(Figure contents as structured data)
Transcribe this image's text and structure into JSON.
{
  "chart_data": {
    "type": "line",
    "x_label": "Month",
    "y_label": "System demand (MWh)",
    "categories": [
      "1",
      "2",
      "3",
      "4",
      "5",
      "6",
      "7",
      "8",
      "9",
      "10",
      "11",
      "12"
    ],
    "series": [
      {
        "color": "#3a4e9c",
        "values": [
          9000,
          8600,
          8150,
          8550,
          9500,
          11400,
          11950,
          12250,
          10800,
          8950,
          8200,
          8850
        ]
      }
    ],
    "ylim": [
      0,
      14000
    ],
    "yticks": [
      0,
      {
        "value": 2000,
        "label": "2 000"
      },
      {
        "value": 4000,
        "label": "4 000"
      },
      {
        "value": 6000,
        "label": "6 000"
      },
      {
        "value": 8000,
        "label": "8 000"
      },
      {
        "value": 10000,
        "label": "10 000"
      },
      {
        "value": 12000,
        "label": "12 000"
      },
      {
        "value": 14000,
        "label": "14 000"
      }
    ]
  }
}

◆ Task to carry out
All of the material above needs to be copied exactly.

◆ Solution for this exercise
Transcribe this image's text and structure into JSON.
{
  "chart_data": {
    "type": "line",
    "x_label": "Month",
    "y_label": "System demand (MWh)",
    "categories": [
      "1",
      "2",
      "3",
      "4",
      "5",
      "6",
      "7",
      "8",
      "9",
      "10",
      "11",
      "12"
    ],
    "series": [
      {
        "color": "#3a4e9c",
        "values": [
          9000,
          8600,
          8150,
          8550,
          9500,
          11400,
          11950,
          12250,
          10800,
          8950,
          8200,
          8850
        ]
      }
    ],
    "ylim": [
      0,
      14000
    ],
    "yticks": [
      0,
      {
        "value": 2000,
        "label": "2 000"
      },
      {
        "value": 4000,
        "label": "4 000"
      },
      {
        "value": 6000,
        "label": "6 000"
      },
      {
        "value": 8000,
        "label": "8 000"
      },
      {
        "value": 10000,
        "label": "10 000"
      },
      {
        "value": 12000,
        "label": "12 000"
      },
      {
        "value": 14000,
        "label": "14 000"
      }
    ]
  }
}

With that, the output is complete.